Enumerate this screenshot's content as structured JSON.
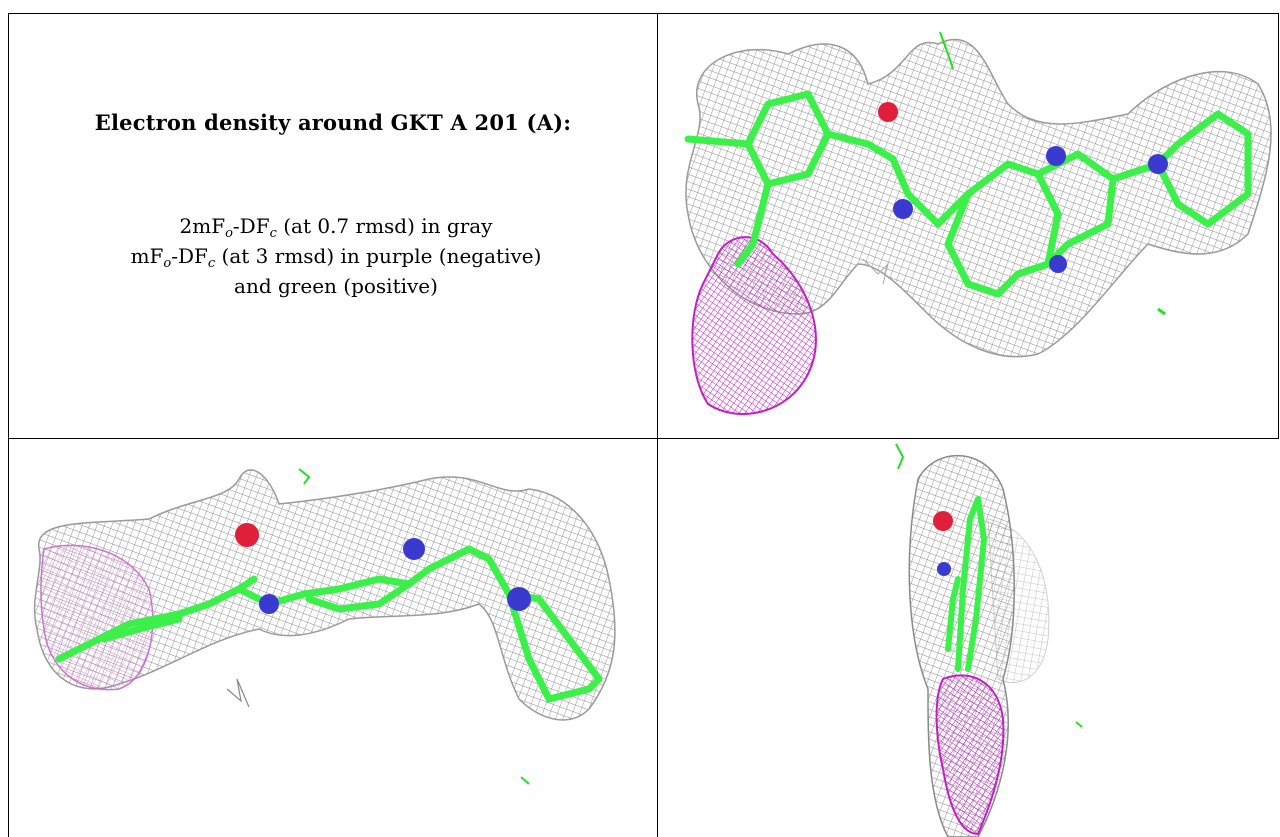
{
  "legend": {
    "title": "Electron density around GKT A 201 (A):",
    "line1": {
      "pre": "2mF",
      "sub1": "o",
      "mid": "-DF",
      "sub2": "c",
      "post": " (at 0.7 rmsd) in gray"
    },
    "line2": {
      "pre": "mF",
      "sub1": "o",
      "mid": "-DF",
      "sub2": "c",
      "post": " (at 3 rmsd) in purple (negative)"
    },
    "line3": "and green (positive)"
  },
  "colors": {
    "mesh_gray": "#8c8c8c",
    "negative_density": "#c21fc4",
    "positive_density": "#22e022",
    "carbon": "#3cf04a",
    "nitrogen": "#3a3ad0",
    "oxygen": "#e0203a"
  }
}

## WHAT TO PRODUCE
Could you repeat all of the material exactly? Pictures should not be copied.

## PROBLEM SOLUTION
Enumerate this screenshot's content as structured JSON.
{
  "legend": {
    "title": "Electron density around GKT A 201 (A):",
    "line1": {
      "pre": "2mF",
      "sub1": "o",
      "mid": "-DF",
      "sub2": "c",
      "post": " (at 0.7 rmsd) in gray"
    },
    "line2": {
      "pre": "mF",
      "sub1": "o",
      "mid": "-DF",
      "sub2": "c",
      "post": " (at 3 rmsd) in purple (negative)"
    },
    "line3": "and green (positive)"
  },
  "colors": {
    "mesh_gray": "#8c8c8c",
    "negative_density": "#c21fc4",
    "positive_density": "#22e022",
    "carbon": "#3cf04a",
    "nitrogen": "#3a3ad0",
    "oxygen": "#e0203a"
  }
}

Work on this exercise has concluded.